● **SET TASK**
Below is a set of records; restate each one word for word.
━━━━━ DATA FOR THE TASK
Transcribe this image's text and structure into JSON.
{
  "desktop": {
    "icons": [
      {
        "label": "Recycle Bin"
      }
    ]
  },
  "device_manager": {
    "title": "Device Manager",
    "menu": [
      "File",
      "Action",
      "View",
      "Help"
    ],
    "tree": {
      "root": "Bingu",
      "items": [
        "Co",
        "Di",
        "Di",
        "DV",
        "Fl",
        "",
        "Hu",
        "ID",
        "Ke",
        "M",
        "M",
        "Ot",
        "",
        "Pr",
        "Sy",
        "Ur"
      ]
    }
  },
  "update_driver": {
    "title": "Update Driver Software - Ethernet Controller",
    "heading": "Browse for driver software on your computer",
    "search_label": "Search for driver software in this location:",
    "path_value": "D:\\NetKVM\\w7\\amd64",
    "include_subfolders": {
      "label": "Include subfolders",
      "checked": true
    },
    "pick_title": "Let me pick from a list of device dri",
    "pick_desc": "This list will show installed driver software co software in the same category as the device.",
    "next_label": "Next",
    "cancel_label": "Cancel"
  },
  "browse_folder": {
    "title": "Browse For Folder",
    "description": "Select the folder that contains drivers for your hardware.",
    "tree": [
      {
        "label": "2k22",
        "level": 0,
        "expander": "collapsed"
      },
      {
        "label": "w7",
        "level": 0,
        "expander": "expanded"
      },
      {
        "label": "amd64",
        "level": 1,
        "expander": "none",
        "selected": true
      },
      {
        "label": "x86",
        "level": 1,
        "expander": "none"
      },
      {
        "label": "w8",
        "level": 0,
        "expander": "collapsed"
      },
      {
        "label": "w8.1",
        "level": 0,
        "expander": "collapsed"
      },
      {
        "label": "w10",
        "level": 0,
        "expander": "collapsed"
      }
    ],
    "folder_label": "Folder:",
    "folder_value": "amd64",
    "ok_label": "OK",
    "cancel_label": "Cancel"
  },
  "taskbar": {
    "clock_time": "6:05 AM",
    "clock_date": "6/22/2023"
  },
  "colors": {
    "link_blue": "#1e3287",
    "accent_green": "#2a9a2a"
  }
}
━━━━━━━━━━
● **TASK SOLUTION**
Transcribe this image's text and structure into JSON.
{
  "desktop": {
    "icons": [
      {
        "label": "Recycle Bin"
      }
    ]
  },
  "device_manager": {
    "title": "Device Manager",
    "menu": [
      "File",
      "Action",
      "View",
      "Help"
    ],
    "tree": {
      "root": "Bingu",
      "items": [
        "Co",
        "Di",
        "Di",
        "DV",
        "Fl",
        "",
        "Hu",
        "ID",
        "Ke",
        "M",
        "M",
        "Ot",
        "",
        "Pr",
        "Sy",
        "Ur"
      ]
    }
  },
  "update_driver": {
    "title": "Update Driver Software - Ethernet Controller",
    "heading": "Browse for driver software on your computer",
    "search_label": "Search for driver software in this location:",
    "path_value": "D:\\NetKVM\\w7\\amd64",
    "include_subfolders": {
      "label": "Include subfolders",
      "checked": true
    },
    "pick_title": "Let me pick from a list of device dri",
    "pick_desc": "This list will show installed driver software co software in the same category as the device.",
    "next_label": "Next",
    "cancel_label": "Cancel"
  },
  "browse_folder": {
    "title": "Browse For Folder",
    "description": "Select the folder that contains drivers for your hardware.",
    "tree": [
      {
        "label": "2k22",
        "level": 0,
        "expander": "collapsed"
      },
      {
        "label": "w7",
        "level": 0,
        "expander": "expanded"
      },
      {
        "label": "amd64",
        "level": 1,
        "expander": "none",
        "selected": true
      },
      {
        "label": "x86",
        "level": 1,
        "expander": "none"
      },
      {
        "label": "w8",
        "level": 0,
        "expander": "collapsed"
      },
      {
        "label": "w8.1",
        "level": 0,
        "expander": "collapsed"
      },
      {
        "label": "w10",
        "level": 0,
        "expander": "collapsed"
      }
    ],
    "folder_label": "Folder:",
    "folder_value": "amd64",
    "ok_label": "OK",
    "cancel_label": "Cancel"
  },
  "taskbar": {
    "clock_time": "6:05 AM",
    "clock_date": "6/22/2023"
  },
  "colors": {
    "link_blue": "#1e3287",
    "accent_green": "#2a9a2a"
  }
}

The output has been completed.